GIVEN RECORDS start

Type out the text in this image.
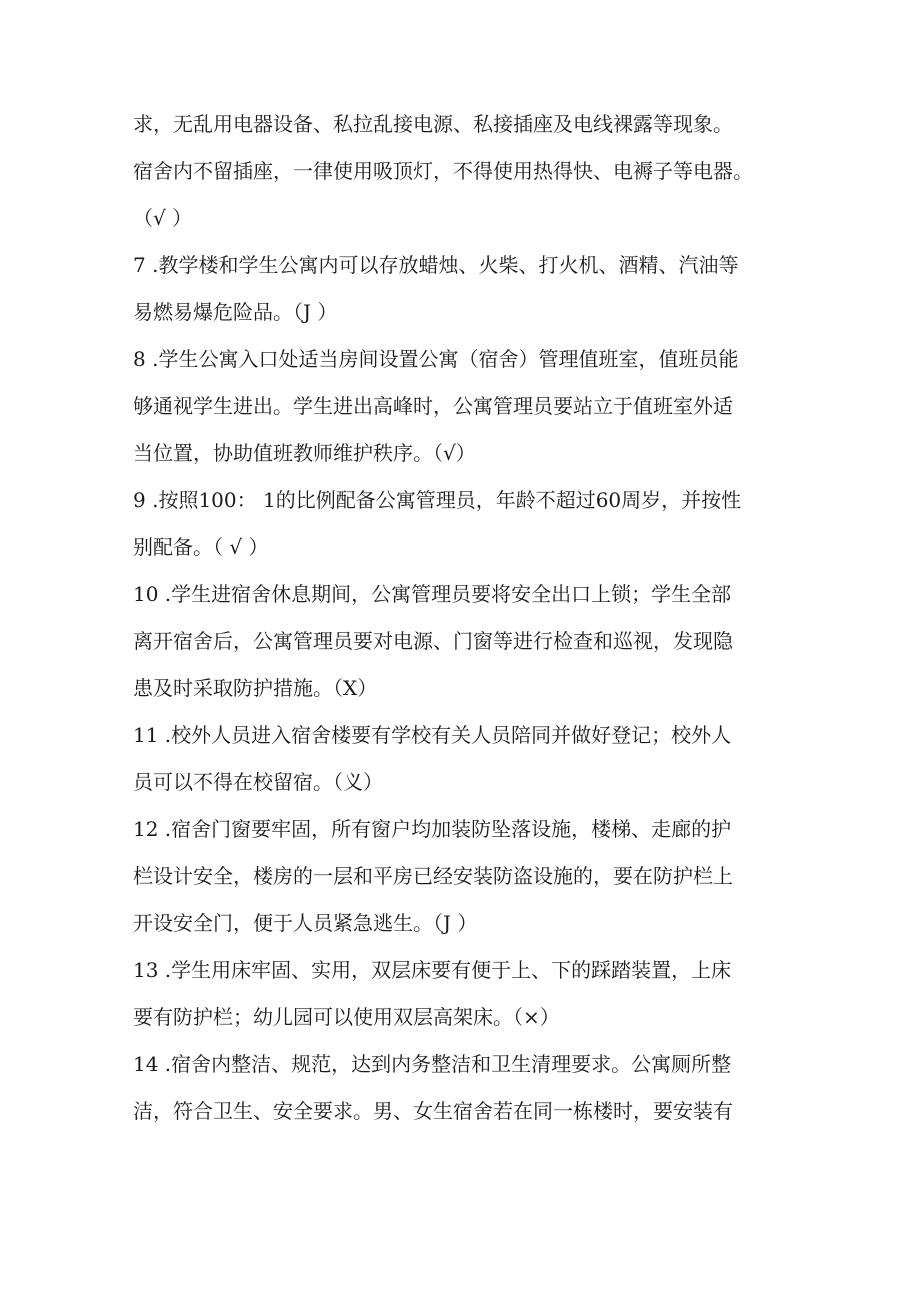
求，无乱用电器设备、私拉乱接电源、私接插座及电线裸露等现象。

宿舍内不留插座，一律使用吸顶灯，不得使用热得快、电褥子等电器。

（√ ）

7 .教学楼和学生公寓内可以存放蜡烛、火柴、打火机、酒精、汽油等

易燃易爆危险品。（J ）

8 .学生公寓入口处适当房间设置公寓（宿舍）管理值班室，值班员能

够通视学生进出。学生进出高峰时，公寓管理员要站立于值班室外适

当位置，协助值班教师维护秩序。（√）

9 .按照100： 1的比例配备公寓管理员，年龄不超过60周岁，并按性

别配备。（ √ ）

10 .学生进宿舍休息期间，公寓管理员要将安全出口上锁；学生全部

离开宿舍后，公寓管理员要对电源、门窗等进行检查和巡视，发现隐

患及时采取防护措施。（X）

11 .校外人员进入宿舍楼要有学校有关人员陪同并做好登记；校外人

员可以不得在校留宿。（义）

12 .宿舍门窗要牢固，所有窗户均加装防坠落设施，楼梯、走廊的护

栏设计安全，楼房的一层和平房已经安装防盗设施的，要在防护栏上

开设安全门，便于人员紧急逃生。（J ）

13 .学生用床牢固、实用，双层床要有便于上、下的踩踏装置，上床

要有防护栏；幼儿园可以使用双层高架床。（×）

14 .宿舍内整洁、规范，达到内务整洁和卫生清理要求。公寓厕所整

洁，符合卫生、安全要求。男、女生宿舍若在同一栋楼时，要安装有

GIVEN RECORDS end

YOUR OBJECTIVE — Output all the records, word for word, with no pictures in the copy.

TASK SOLUTION —
Type out the text in this image.
求，无乱用电器设备、私拉乱接电源、私接插座及电线裸露等现象。

宿舍内不留插座，一律使用吸顶灯，不得使用热得快、电褥子等电器。

（√ ）

7 .教学楼和学生公寓内可以存放蜡烛、火柴、打火机、酒精、汽油等

易燃易爆危险品。（J ）

8 .学生公寓入口处适当房间设置公寓（宿舍）管理值班室，值班员能

够通视学生进出。学生进出高峰时，公寓管理员要站立于值班室外适

当位置，协助值班教师维护秩序。（√）

9 .按照100： 1的比例配备公寓管理员，年龄不超过60周岁，并按性

别配备。（ √ ）

10 .学生进宿舍休息期间，公寓管理员要将安全出口上锁；学生全部

离开宿舍后，公寓管理员要对电源、门窗等进行检查和巡视，发现隐

患及时采取防护措施。（X）

11 .校外人员进入宿舍楼要有学校有关人员陪同并做好登记；校外人

员可以不得在校留宿。（义）

12 .宿舍门窗要牢固，所有窗户均加装防坠落设施，楼梯、走廊的护

栏设计安全，楼房的一层和平房已经安装防盗设施的，要在防护栏上

开设安全门，便于人员紧急逃生。（J ）

13 .学生用床牢固、实用，双层床要有便于上、下的踩踏装置，上床

要有防护栏；幼儿园可以使用双层高架床。（×）

14 .宿舍内整洁、规范，达到内务整洁和卫生清理要求。公寓厕所整

洁，符合卫生、安全要求。男、女生宿舍若在同一栋楼时，要安装有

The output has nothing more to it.